• [WHAT IS ASKED]:
Copy each line below that contains "structured".

-- SUPPLIED DATA start --

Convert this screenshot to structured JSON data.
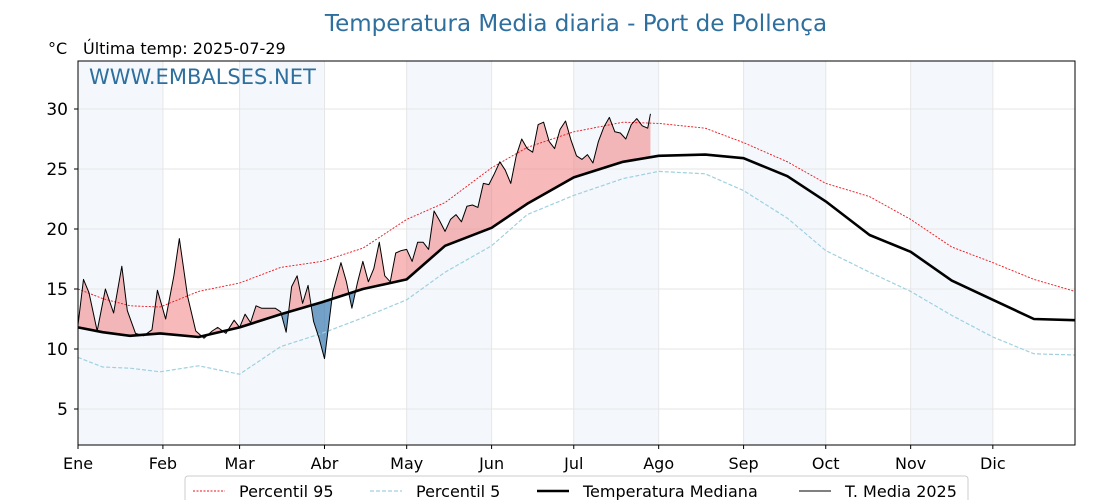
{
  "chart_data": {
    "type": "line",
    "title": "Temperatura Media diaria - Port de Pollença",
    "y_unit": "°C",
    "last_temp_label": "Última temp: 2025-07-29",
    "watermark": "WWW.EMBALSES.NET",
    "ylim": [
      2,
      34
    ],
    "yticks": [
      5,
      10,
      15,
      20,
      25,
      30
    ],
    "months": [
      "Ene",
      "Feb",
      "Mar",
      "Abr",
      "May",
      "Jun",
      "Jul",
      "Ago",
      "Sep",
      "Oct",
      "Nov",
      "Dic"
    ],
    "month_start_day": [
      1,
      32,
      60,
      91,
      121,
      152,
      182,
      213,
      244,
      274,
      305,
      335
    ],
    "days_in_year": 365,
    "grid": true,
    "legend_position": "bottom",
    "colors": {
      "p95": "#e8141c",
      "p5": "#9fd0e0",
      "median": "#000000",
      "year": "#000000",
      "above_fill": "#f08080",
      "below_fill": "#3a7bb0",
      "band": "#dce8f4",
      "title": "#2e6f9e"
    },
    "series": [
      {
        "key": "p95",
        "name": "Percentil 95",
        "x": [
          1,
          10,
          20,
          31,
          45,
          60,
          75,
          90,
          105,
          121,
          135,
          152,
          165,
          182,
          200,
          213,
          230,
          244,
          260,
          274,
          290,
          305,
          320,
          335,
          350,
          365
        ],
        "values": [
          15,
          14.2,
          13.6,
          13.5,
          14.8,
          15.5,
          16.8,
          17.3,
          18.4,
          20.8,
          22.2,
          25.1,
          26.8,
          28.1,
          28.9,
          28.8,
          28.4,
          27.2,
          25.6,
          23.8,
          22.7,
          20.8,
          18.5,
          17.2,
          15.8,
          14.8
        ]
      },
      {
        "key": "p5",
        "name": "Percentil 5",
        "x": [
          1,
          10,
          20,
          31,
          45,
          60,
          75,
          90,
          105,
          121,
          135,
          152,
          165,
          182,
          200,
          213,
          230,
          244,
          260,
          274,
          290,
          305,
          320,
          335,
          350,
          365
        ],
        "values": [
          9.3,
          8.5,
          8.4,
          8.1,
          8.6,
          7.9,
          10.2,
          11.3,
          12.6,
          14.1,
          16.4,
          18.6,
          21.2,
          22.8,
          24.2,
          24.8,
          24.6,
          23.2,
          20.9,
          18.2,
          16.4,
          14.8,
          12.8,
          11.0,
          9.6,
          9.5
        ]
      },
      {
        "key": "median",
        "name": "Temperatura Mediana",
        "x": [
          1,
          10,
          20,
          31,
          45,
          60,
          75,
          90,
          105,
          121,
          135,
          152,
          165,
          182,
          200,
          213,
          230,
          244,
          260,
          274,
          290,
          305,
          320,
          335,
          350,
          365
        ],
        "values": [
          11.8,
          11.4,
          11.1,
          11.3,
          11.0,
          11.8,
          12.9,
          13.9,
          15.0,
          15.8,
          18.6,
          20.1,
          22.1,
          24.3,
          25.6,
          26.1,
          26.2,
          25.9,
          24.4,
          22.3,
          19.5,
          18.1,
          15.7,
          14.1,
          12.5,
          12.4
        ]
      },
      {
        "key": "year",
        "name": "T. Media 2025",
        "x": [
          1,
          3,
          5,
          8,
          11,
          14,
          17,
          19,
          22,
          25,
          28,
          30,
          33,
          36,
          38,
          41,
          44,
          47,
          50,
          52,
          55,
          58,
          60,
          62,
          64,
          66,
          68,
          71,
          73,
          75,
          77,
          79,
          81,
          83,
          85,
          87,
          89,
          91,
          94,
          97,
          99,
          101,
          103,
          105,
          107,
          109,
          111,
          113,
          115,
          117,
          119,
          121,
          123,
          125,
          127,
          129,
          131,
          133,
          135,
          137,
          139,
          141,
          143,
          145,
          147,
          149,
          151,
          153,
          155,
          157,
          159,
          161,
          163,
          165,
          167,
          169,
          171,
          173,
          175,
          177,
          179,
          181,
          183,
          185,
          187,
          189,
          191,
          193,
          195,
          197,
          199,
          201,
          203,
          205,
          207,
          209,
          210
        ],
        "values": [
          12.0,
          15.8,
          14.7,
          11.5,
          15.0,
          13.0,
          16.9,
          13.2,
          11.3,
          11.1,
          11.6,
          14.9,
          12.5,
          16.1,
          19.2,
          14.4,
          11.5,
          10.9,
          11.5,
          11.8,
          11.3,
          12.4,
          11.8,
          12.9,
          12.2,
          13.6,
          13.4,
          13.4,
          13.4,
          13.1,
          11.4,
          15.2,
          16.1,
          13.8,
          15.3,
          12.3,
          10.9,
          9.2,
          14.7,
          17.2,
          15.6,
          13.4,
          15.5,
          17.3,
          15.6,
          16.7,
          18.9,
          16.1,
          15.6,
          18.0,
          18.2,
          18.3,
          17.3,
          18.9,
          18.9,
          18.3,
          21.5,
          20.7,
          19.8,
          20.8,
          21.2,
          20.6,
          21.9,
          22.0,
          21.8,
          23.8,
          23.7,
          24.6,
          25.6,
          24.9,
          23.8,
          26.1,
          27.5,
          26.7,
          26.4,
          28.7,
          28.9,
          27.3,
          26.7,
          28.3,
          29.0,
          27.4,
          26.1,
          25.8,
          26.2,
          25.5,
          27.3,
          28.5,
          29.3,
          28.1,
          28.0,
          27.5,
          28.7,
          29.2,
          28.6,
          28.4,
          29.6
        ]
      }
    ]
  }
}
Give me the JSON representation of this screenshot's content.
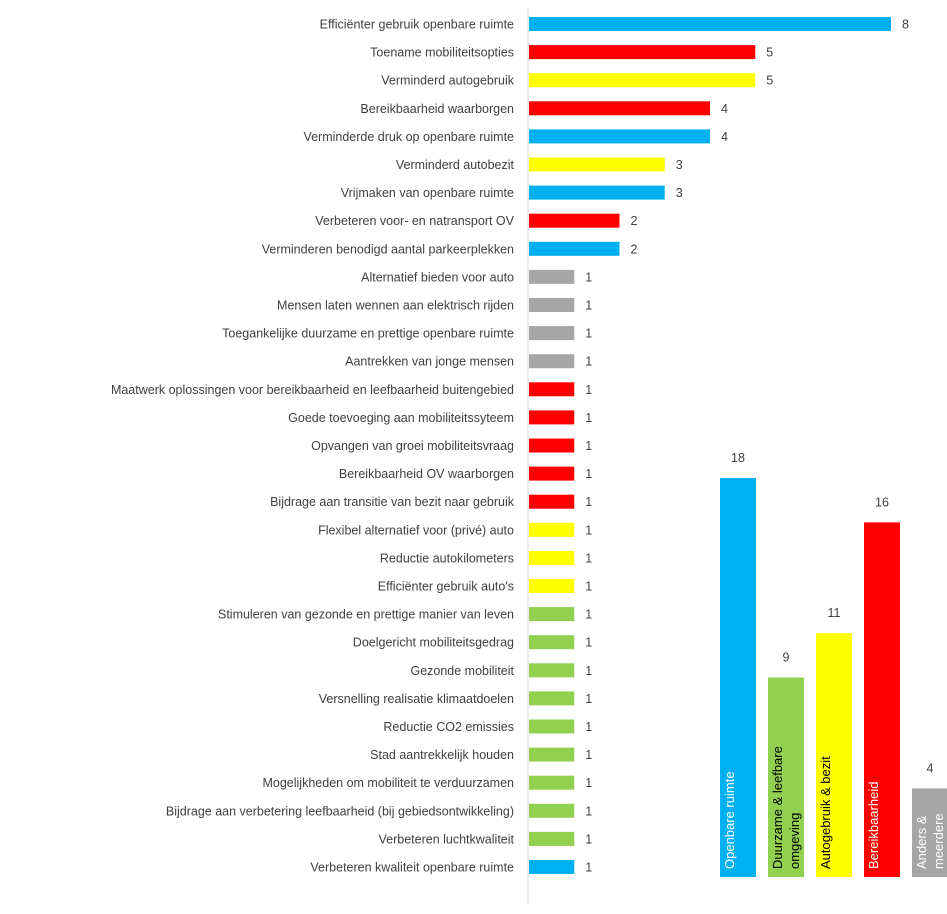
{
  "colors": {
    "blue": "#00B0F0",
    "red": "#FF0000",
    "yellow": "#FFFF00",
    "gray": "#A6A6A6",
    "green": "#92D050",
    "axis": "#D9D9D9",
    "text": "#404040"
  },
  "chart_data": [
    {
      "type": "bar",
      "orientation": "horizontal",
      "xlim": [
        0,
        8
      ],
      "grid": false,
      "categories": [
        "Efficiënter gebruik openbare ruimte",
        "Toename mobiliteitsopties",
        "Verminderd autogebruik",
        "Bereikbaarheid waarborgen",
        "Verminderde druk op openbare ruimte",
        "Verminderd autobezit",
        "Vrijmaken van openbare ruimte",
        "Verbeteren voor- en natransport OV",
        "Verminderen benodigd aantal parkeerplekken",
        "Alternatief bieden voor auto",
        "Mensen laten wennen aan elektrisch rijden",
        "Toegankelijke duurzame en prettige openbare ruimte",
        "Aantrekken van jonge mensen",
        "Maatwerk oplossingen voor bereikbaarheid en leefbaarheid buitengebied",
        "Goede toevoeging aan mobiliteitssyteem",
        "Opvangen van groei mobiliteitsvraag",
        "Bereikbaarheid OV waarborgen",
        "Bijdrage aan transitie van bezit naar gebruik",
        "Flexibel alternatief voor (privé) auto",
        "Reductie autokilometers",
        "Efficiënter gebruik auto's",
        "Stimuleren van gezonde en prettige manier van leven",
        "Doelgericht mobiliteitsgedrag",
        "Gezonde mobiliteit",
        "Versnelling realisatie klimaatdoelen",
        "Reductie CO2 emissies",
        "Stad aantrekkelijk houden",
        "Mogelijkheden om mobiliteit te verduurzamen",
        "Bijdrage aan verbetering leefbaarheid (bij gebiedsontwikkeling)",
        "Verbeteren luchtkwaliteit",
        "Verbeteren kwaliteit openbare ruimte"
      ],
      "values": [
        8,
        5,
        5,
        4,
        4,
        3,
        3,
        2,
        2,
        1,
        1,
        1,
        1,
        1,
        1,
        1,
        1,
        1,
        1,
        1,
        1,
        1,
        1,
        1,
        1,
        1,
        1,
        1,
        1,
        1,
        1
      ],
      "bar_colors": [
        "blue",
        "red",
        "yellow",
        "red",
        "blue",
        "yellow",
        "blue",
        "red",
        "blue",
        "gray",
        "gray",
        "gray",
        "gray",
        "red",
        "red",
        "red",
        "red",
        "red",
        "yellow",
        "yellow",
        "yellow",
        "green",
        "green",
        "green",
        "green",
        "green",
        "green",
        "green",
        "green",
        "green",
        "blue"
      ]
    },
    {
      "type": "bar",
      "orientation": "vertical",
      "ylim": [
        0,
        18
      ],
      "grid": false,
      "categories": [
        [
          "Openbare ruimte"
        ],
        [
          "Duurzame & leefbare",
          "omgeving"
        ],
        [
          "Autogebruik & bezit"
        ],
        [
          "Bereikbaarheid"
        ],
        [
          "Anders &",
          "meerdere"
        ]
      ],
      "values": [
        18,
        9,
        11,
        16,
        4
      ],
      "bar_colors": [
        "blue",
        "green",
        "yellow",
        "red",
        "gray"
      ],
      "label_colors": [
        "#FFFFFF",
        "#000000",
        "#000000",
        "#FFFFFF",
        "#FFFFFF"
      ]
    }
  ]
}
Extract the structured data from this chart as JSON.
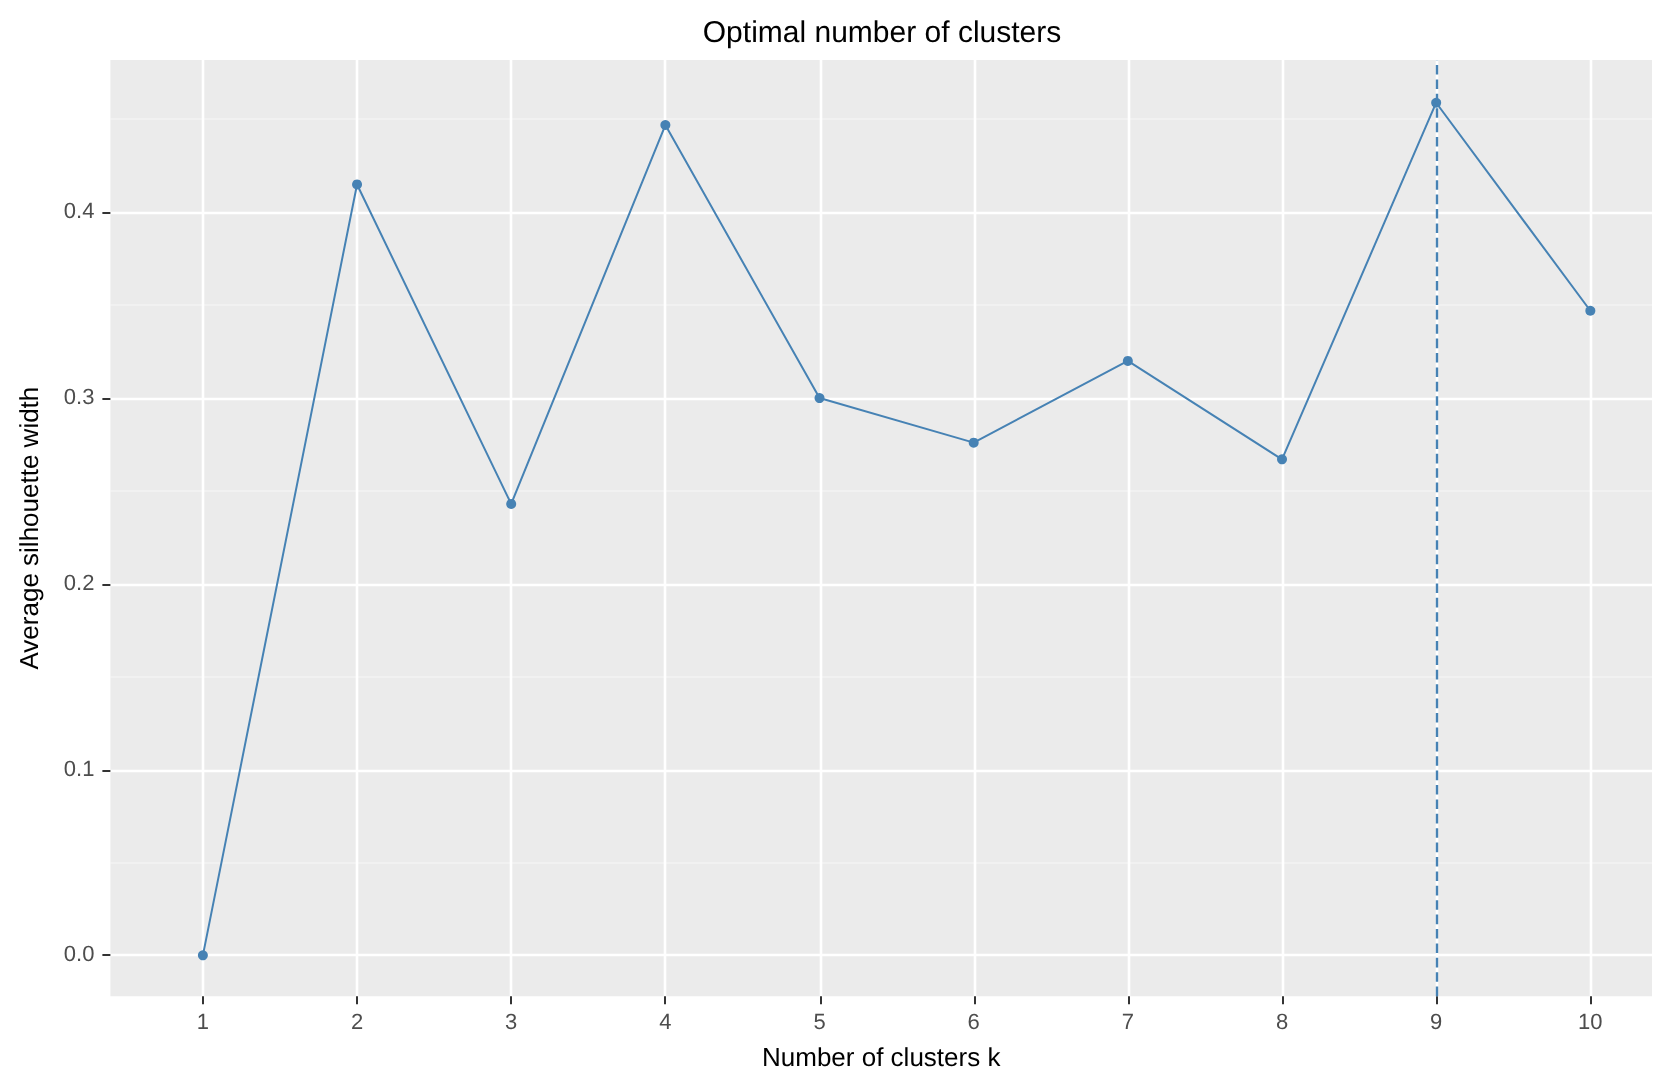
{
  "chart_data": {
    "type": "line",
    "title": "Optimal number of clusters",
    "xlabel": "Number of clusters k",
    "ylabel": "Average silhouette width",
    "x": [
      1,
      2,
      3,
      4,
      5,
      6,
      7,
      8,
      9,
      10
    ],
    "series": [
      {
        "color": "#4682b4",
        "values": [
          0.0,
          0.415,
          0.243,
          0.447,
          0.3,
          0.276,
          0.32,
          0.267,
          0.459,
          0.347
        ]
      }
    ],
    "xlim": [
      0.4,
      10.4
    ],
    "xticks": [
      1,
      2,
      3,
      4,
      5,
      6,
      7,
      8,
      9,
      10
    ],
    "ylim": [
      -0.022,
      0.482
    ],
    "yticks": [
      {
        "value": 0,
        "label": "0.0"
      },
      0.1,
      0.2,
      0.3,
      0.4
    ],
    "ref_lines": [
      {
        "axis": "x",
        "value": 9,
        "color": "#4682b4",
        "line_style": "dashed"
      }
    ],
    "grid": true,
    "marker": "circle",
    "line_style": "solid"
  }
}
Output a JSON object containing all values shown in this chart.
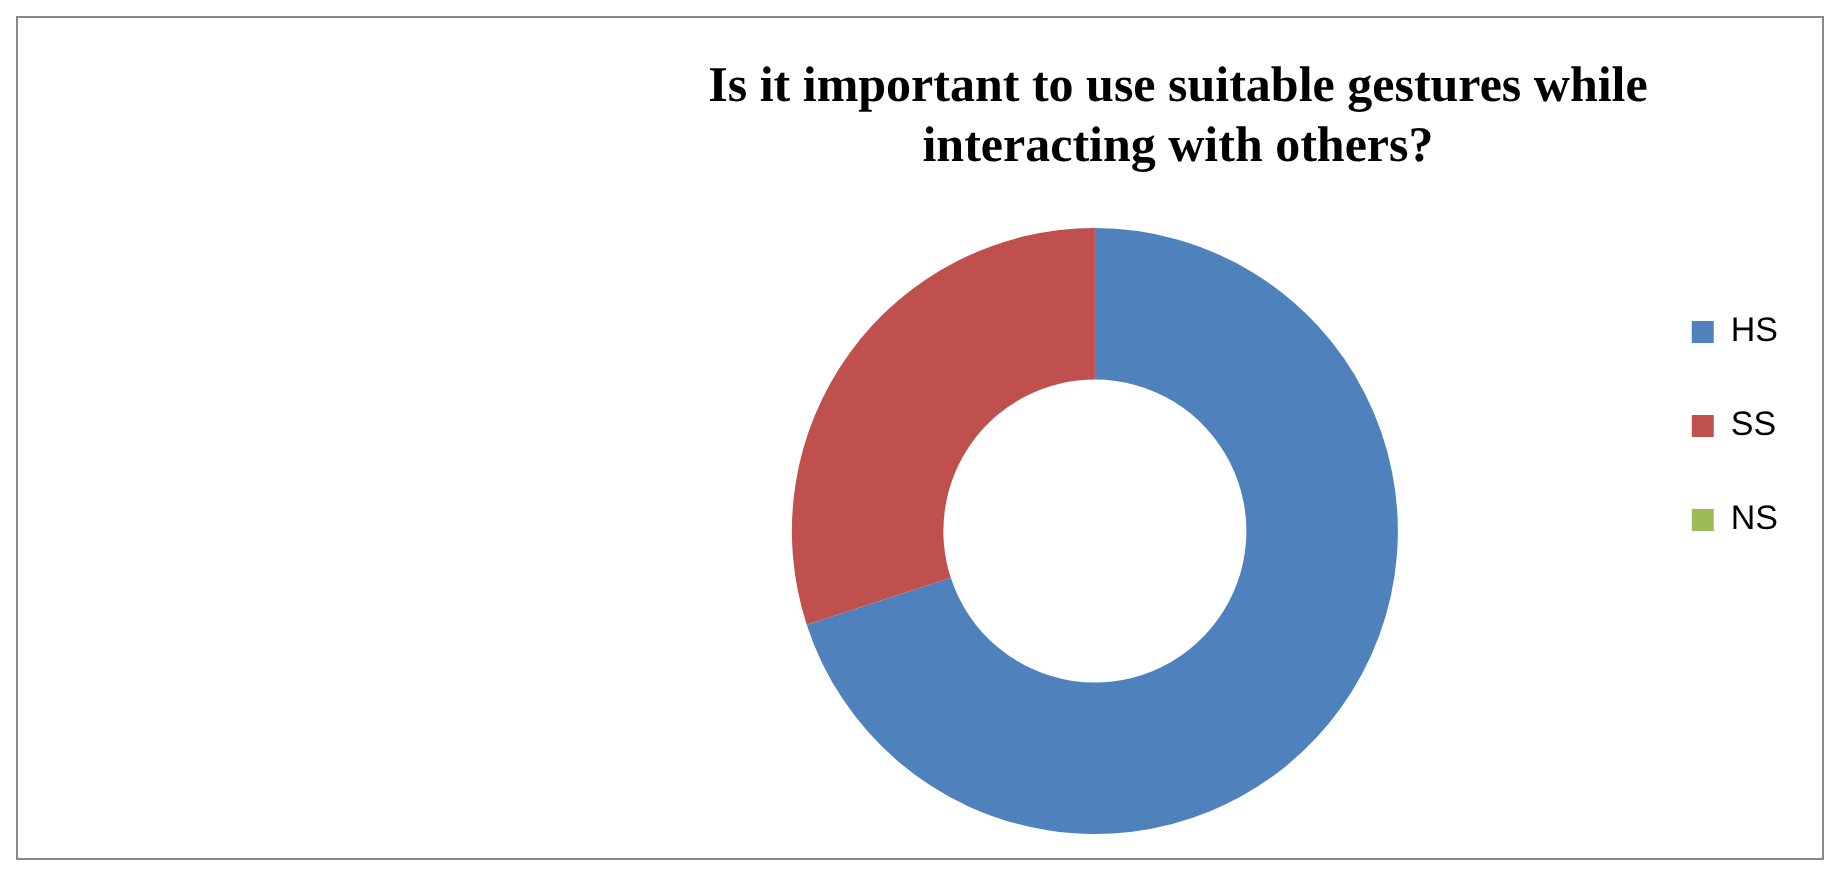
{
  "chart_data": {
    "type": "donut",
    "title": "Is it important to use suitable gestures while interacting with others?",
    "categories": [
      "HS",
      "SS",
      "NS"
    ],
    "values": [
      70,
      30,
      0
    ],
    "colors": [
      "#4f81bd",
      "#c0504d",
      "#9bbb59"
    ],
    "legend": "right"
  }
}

-- SUPPLIED DATA end --

• [OUTPUT]:
Convert this screenshot to structured JSON data.
Extract the structured data from this chart as JSON.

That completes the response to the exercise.